◆ **RAW DATA**:
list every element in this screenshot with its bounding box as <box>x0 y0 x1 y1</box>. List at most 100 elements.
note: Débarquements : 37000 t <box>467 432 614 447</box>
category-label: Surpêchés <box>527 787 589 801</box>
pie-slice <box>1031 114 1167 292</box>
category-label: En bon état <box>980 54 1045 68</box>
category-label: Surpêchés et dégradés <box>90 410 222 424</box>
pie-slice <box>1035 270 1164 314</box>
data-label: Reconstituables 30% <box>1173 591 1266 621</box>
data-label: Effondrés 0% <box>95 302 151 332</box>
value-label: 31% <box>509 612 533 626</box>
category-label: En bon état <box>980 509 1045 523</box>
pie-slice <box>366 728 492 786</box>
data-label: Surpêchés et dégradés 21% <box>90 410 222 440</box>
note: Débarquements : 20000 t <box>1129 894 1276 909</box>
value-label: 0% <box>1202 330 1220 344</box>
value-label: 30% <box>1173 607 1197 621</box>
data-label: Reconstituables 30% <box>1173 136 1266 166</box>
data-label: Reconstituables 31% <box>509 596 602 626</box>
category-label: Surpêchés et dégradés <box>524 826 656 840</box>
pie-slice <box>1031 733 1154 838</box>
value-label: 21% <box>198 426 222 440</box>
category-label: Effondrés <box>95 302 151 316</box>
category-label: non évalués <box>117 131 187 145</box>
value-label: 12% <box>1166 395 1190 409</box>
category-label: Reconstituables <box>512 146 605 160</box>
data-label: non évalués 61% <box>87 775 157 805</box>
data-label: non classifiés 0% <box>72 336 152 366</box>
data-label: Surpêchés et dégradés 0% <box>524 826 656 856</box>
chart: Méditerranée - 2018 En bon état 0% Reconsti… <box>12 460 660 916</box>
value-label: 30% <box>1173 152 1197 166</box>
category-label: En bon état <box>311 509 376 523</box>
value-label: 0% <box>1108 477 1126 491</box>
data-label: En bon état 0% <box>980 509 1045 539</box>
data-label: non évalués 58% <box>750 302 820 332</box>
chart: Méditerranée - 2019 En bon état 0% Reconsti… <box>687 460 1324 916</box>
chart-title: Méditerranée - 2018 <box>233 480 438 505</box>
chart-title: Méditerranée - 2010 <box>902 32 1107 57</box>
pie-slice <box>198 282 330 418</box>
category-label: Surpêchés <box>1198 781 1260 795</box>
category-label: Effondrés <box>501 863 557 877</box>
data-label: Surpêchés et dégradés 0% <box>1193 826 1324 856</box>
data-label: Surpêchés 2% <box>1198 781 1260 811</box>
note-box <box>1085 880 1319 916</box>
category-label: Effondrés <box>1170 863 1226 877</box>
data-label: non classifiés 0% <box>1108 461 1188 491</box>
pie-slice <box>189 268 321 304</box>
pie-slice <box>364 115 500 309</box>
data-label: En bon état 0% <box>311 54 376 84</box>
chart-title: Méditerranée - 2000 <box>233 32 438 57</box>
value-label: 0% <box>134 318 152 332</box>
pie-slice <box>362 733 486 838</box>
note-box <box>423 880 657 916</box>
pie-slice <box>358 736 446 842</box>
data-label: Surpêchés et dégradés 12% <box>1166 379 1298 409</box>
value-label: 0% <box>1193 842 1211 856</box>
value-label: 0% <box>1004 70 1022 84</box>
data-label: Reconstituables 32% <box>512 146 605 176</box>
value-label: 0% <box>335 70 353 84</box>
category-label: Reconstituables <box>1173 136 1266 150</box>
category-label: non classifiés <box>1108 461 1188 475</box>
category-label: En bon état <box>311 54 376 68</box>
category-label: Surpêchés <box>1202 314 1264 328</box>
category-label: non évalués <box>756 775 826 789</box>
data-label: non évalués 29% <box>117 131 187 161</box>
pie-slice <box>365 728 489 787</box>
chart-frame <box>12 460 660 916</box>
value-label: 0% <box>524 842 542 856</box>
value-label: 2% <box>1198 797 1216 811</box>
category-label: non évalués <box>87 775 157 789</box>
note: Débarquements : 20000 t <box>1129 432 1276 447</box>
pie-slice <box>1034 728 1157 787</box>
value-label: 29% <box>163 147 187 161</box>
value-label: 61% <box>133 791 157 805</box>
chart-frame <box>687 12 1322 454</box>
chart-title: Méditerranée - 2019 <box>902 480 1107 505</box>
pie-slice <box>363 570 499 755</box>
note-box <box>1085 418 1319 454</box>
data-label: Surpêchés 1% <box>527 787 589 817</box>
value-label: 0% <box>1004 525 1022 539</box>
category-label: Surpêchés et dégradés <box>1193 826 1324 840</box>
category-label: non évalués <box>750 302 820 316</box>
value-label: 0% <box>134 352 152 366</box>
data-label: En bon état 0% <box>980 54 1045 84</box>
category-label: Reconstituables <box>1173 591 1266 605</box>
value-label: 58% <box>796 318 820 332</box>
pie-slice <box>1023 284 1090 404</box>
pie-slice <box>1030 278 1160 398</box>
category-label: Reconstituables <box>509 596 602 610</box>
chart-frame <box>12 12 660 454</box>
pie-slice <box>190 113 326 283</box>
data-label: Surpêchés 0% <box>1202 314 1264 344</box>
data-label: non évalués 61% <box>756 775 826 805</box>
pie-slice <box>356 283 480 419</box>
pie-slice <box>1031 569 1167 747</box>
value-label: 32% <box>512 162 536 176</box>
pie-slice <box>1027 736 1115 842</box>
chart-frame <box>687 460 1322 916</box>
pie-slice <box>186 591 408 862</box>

◆ **TASK DESCRIPTION**:
Rewrite the data from the first line up to and including the line with "pie-slice <box>1031 114 1167 292</box>", changing "Surpêchés" to "Surexploités" and leaving everything else unchanged.

◆ **SOLUTION TO THIS TASK**:
list every element in this screenshot with its bounding box as <box>x0 y0 x1 y1</box>. List at most 100 elements.
note: Débarquements : 37000 t <box>467 432 614 447</box>
category-label: Surexploités <box>527 787 589 801</box>
pie-slice <box>1031 114 1167 292</box>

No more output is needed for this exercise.